[FRAGMENTO SELECCIONADO]
━━━━━━━━━━

Casi con toda seguridad Antonio fue fusilado en los primeros días del mes de
agosto de 1936, y como ocurre en cientos de miles de casos en todo el
territorio español, su cuerpo ha permanecido desaparecido desde entonces.
Ahora, en julio del año 2011, en un caluroso día del verano
andaluz, su hijo Antonio y yo estamos sentados ante una grabadora. Es mediodía
y el hombre que tengo enfrente de mí, me pregunta amablemente si me apetece
tomar algo. Se acerca a la cocina y trae lo que le he pedido, agua fresca para
mí y una cerveza bien fría para él. Luego seguimos hablando. Le pido que me
hable de sus sentimientos, de sus emociones. Que me desvele las claves para
poder entender qué ocurrió.
Entiendo que para él no debe ser fácil, pero su
compromiso moral con la memoria de su padre y del resto de las personas
fusiladas es tan fuerte que se lanza a contarme cientos de anécdotas. A lo
largo de la conversación van apareciendo palabras comoperdón, como rencor,
como odio, como olvido. Me dice que no
puede perdonar. Y no puede hacerlo por una razón bien sencilla: ni a él ni a
ningún miembro de su familia le ha pedido nadie, nunca, perdón. Me habla de lo
difícil que fue su infancia.
Del dolor que supuso crecer sin poder hablar, ver,
sentir, saber que tenía un padre. Me habla del dolor inmenso de su madre y de
la valentía y dignidad de su tío. Me cuenta que cuando su tío volvió a Aguilar
tras una larga estancia por distintos campos de prisioneros, la Guardia Civil
fue hasta su casa y preguntó si allí vivía un rojo. Su tío contestó que allí lo
que vivía era un soldado del Ejército Popular de la República. Después de ese
día no volvieron a molestarlo. Me habla de su tía, humillada, rapada, obligada
a tomar aceite de ricino y expuesta, como tantas y tantas mujeres, al escarnio
público.
Me dice que lo peor de todo fue tener que seguir viviendo rodeado de
franquistas. Soportar sus miradas de desdén. Su crueldad. Cruzarse con ellos
por la calle. Entrar a una taberna y encontrarse allí con un asesino. “Eso era
insoportable”, dice.

━━━━━━━━━━

[LISTADO PROPORCIONADO]
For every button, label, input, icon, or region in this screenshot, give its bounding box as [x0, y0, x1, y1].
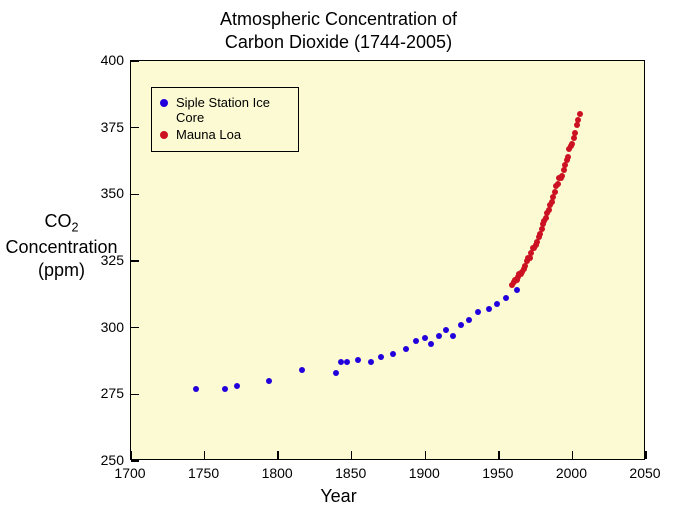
data-point — [458, 322, 464, 328]
data-point — [413, 338, 419, 344]
data-point — [234, 383, 240, 389]
x-tick-label: 1950 — [482, 465, 513, 481]
y-tick-label: 400 — [101, 52, 124, 68]
y-tick-label: 300 — [101, 319, 124, 335]
x-tick — [572, 451, 574, 459]
data-point — [368, 359, 374, 365]
legend: Siple Station Ice Core Mauna Loa — [151, 87, 299, 152]
data-point — [494, 301, 500, 307]
data-point — [569, 141, 575, 147]
data-point — [466, 317, 472, 323]
chart-title: Atmospheric Concentration of Carbon Diox… — [0, 8, 677, 53]
y-tick — [131, 127, 139, 129]
x-tick-label: 1700 — [114, 465, 145, 481]
data-point — [443, 327, 449, 333]
data-point — [475, 309, 481, 315]
y-axis-label: CO2 Concentration (ppm) — [4, 210, 119, 283]
data-point — [546, 207, 552, 213]
plot-area: Siple Station Ice Core Mauna Loa — [130, 60, 645, 460]
y-tick — [131, 394, 139, 396]
data-point — [577, 111, 583, 117]
x-tick-label: 2000 — [556, 465, 587, 481]
data-point — [333, 370, 339, 376]
data-point — [534, 239, 540, 245]
data-point — [428, 341, 434, 347]
y-tick — [131, 194, 139, 196]
data-point — [574, 122, 580, 128]
data-point — [193, 386, 199, 392]
data-point — [575, 117, 581, 123]
legend-label: Mauna Loa — [176, 128, 241, 143]
data-point — [537, 231, 543, 237]
legend-marker — [160, 131, 168, 139]
data-point — [514, 287, 520, 293]
y-tick-label: 325 — [101, 252, 124, 268]
x-tick-label: 1900 — [409, 465, 440, 481]
legend-item: Siple Station Ice Core — [160, 96, 290, 126]
data-point — [562, 162, 568, 168]
title-line2: Carbon Dioxide (1744-2005) — [225, 32, 452, 52]
x-tick — [645, 451, 647, 459]
title-line1: Atmospheric Concentration of — [220, 9, 457, 29]
x-axis-label: Year — [0, 486, 677, 507]
data-point — [299, 367, 305, 373]
x-tick-label: 1850 — [335, 465, 366, 481]
data-point — [522, 263, 528, 269]
data-point — [355, 357, 361, 363]
data-point — [543, 215, 549, 221]
x-tick — [351, 451, 353, 459]
data-point — [550, 194, 556, 200]
data-point — [390, 351, 396, 357]
chart-container: Atmospheric Concentration of Carbon Diox… — [0, 0, 677, 515]
data-point — [503, 295, 509, 301]
y-tick — [131, 60, 139, 62]
y-tick — [131, 460, 139, 462]
ylabel-line1: CO2 — [44, 211, 78, 231]
data-point — [403, 346, 409, 352]
data-point — [528, 250, 534, 256]
data-point — [571, 135, 577, 141]
x-tick-label: 1750 — [188, 465, 219, 481]
data-point — [450, 333, 456, 339]
y-tick-label: 375 — [101, 119, 124, 135]
y-tick — [131, 327, 139, 329]
legend-label: Siple Station Ice Core — [176, 96, 290, 126]
data-point — [549, 199, 555, 205]
data-point — [555, 181, 561, 187]
data-point — [539, 226, 545, 232]
y-tick-label: 350 — [101, 185, 124, 201]
data-point — [565, 154, 571, 160]
data-point — [572, 130, 578, 136]
data-point — [378, 354, 384, 360]
data-point — [222, 386, 228, 392]
x-tick-label: 2050 — [629, 465, 660, 481]
data-point — [436, 333, 442, 339]
data-point — [552, 189, 558, 195]
data-point — [266, 378, 272, 384]
legend-marker — [160, 99, 168, 107]
y-tick-label: 275 — [101, 385, 124, 401]
x-tick — [425, 451, 427, 459]
x-tick-label: 1800 — [262, 465, 293, 481]
x-tick — [498, 451, 500, 459]
data-point — [527, 255, 533, 261]
x-tick — [277, 451, 279, 459]
ylabel-line3: (ppm) — [38, 260, 85, 280]
data-point — [561, 167, 567, 173]
x-tick — [204, 451, 206, 459]
data-point — [486, 306, 492, 312]
data-point — [422, 335, 428, 341]
legend-item: Mauna Loa — [160, 128, 290, 143]
x-tick — [130, 451, 132, 459]
y-tick — [131, 260, 139, 262]
data-point — [559, 173, 565, 179]
data-point — [344, 359, 350, 365]
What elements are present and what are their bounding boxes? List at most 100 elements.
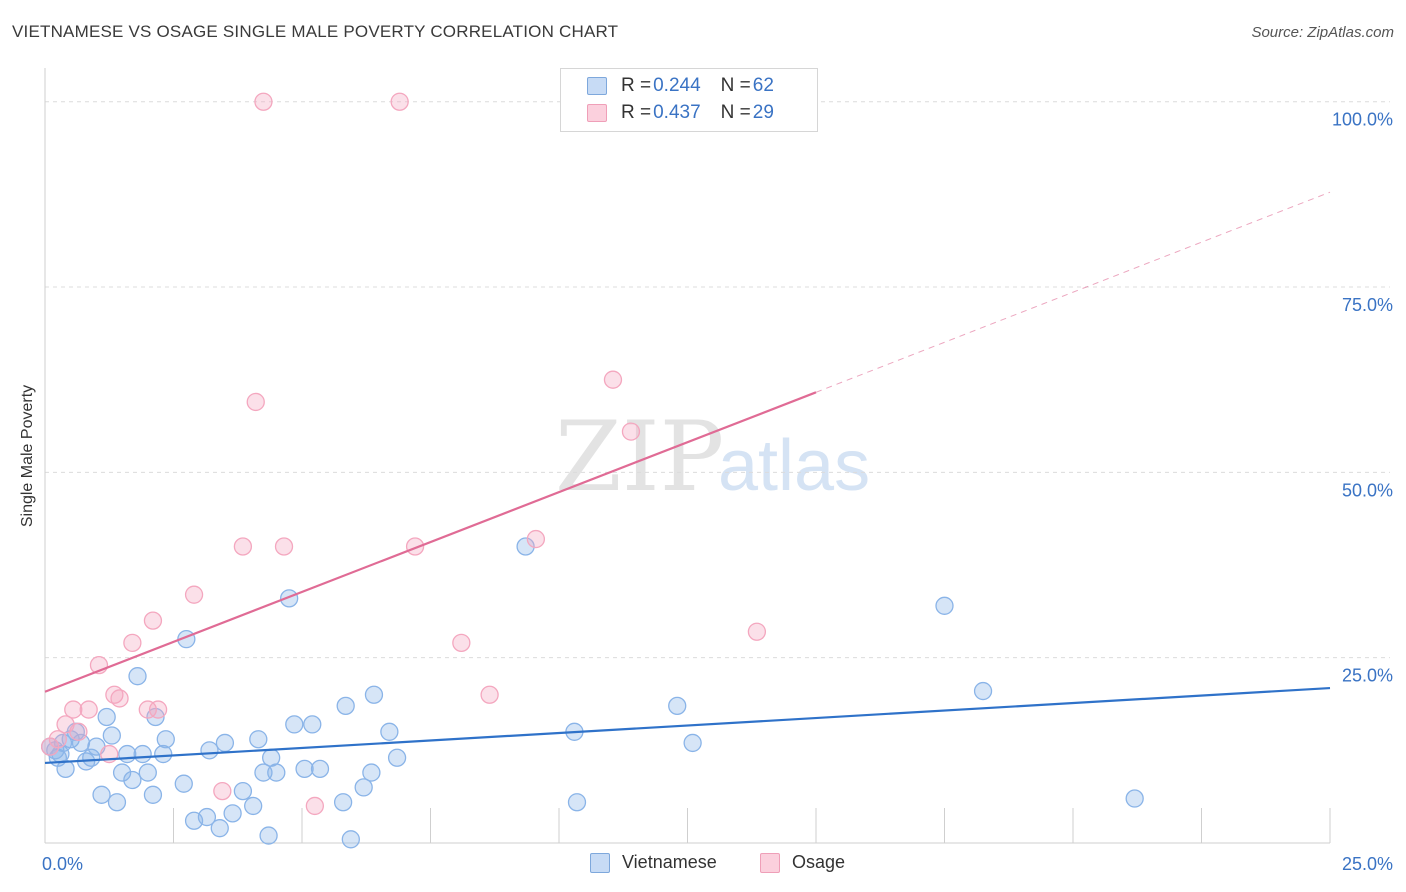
point-vietnamese — [112, 763, 132, 782]
point-vietnamese — [210, 819, 229, 838]
point-osage — [603, 370, 623, 389]
point-osage — [747, 622, 767, 641]
bottom-legend-swatch-vietnamese — [590, 852, 610, 873]
chart-source: Source: ZipAtlas.com — [1251, 24, 1394, 41]
point-vietnamese — [138, 763, 157, 782]
point-vietnamese — [973, 681, 993, 701]
point-vietnamese — [244, 796, 263, 816]
y-tick-label: 50.0% — [1342, 480, 1393, 500]
legend-n-value: 29 — [752, 102, 774, 123]
point-vietnamese — [233, 781, 253, 801]
point-osage — [40, 737, 60, 756]
trendline-osage — [44, 391, 817, 693]
point-osage — [110, 689, 129, 708]
point-vietnamese — [215, 733, 235, 753]
point-vietnamese — [267, 763, 286, 782]
point-osage — [64, 700, 83, 719]
point-vietnamese — [259, 826, 278, 845]
trendline-ext-osage — [815, 191, 1331, 393]
bottom-legend-label-osage: Osage — [792, 852, 846, 872]
point-osage — [48, 730, 67, 749]
point-osage — [148, 700, 168, 719]
point-vietnamese — [567, 793, 587, 812]
point-osage — [138, 700, 157, 719]
point-vietnamese — [336, 696, 355, 716]
point-vietnamese — [92, 785, 111, 804]
point-osage — [390, 92, 409, 111]
point-vietnamese — [156, 730, 175, 749]
point-vietnamese — [107, 793, 127, 812]
point-vietnamese — [254, 763, 273, 782]
point-vietnamese — [82, 748, 101, 767]
point-osage — [305, 796, 325, 816]
point-vietnamese — [146, 707, 165, 727]
point-osage — [452, 633, 471, 653]
point-vietnamese — [123, 770, 142, 790]
watermark-zip: ZIP — [555, 401, 724, 513]
trendline-vietnamese — [44, 686, 1331, 765]
point-vietnamese — [102, 726, 121, 745]
legend-r-value: 0.437 — [653, 102, 701, 123]
point-vietnamese — [118, 744, 137, 764]
point-vietnamese — [56, 759, 75, 779]
legend-r-value: 0.244 — [653, 75, 701, 96]
legend-n-label: N = — [720, 75, 751, 96]
point-osage — [274, 537, 294, 556]
point-vietnamese — [364, 685, 384, 704]
point-vietnamese — [333, 793, 353, 812]
point-vietnamese — [668, 696, 687, 716]
bottom-legend-osage: Osage — [760, 852, 845, 873]
point-osage — [246, 392, 265, 412]
bottom-legend-swatch-osage — [760, 852, 780, 873]
point-osage — [123, 633, 142, 653]
bottom-legend-label-vietnamese: Vietnamese — [622, 852, 717, 872]
point-vietnamese — [516, 537, 535, 556]
point-osage — [480, 685, 499, 704]
point-vietnamese — [285, 715, 304, 734]
point-osage — [621, 422, 641, 441]
point-vietnamese — [71, 733, 91, 753]
point-vietnamese — [310, 759, 330, 779]
point-vietnamese — [174, 774, 193, 793]
point-vietnamese — [1125, 789, 1144, 808]
legend-n-value: 62 — [752, 75, 774, 96]
point-vietnamese — [935, 596, 954, 615]
legend-row-osage: R = 0.437 N = 29 — [587, 102, 774, 124]
chart-title: VIETNAMESE VS OSAGE SINGLE MALE POVERTY … — [12, 22, 619, 41]
point-osage — [69, 722, 88, 741]
point-osage — [184, 585, 204, 604]
point-vietnamese — [154, 744, 173, 764]
point-vietnamese — [354, 778, 373, 797]
y-tick-label: 25.0% — [1342, 666, 1393, 686]
point-osage — [254, 92, 273, 111]
point-vietnamese — [197, 807, 217, 827]
point-osage — [233, 537, 253, 556]
point-vietnamese — [133, 744, 152, 764]
point-vietnamese — [128, 667, 147, 686]
legend-row-vietnamese: R = 0.244 N = 62 — [587, 75, 774, 97]
x-tick-label: 25.0% — [1342, 854, 1393, 874]
watermark-atlas: atlas — [718, 426, 870, 506]
point-vietnamese — [143, 785, 163, 804]
point-vietnamese — [683, 733, 702, 753]
point-vietnamese — [249, 730, 268, 749]
point-vietnamese — [223, 804, 242, 823]
point-osage — [79, 700, 98, 719]
y-tick-label: 100.0% — [1332, 110, 1393, 130]
point-vietnamese — [303, 715, 322, 734]
legend-swatch-vietnamese — [587, 77, 607, 95]
bottom-legend-vietnamese: Vietnamese — [590, 852, 717, 873]
legend: R = 0.244 N = 62 R = 0.437 N = 29 — [560, 68, 818, 132]
y-tick-label: 75.0% — [1342, 295, 1393, 315]
point-vietnamese — [295, 759, 314, 779]
point-vietnamese — [387, 748, 407, 767]
legend-swatch-osage — [587, 104, 607, 122]
point-osage — [143, 611, 163, 630]
legend-n-label: N = — [720, 102, 751, 123]
point-osage — [526, 529, 546, 549]
point-vietnamese — [200, 741, 219, 760]
point-vietnamese — [362, 763, 381, 782]
legend-r-label: R = — [621, 75, 652, 96]
point-osage — [213, 781, 232, 801]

━━━━━━━━━━

[ENUNCIADO DEL EJERCICIO]
Responde a estas preguntas según el fragmento seleccionado:
1. ¿En qué mes y año fue fusilado Antonio, casi con toda seguridad?
2. ¿Qué bebida toma el hijo de Antonio durante la conversación?
3. ¿Qué contestó el tío cuando la Guardia Civil preguntó si en su casa vivía un rojo?

[RESPUESTA DEL EJERCICIO]
1. En los primeros días de agosto de 1936.
2. Una cerveza bien fría.
3. Que allí vivía un soldado del Ejército Popular de la República.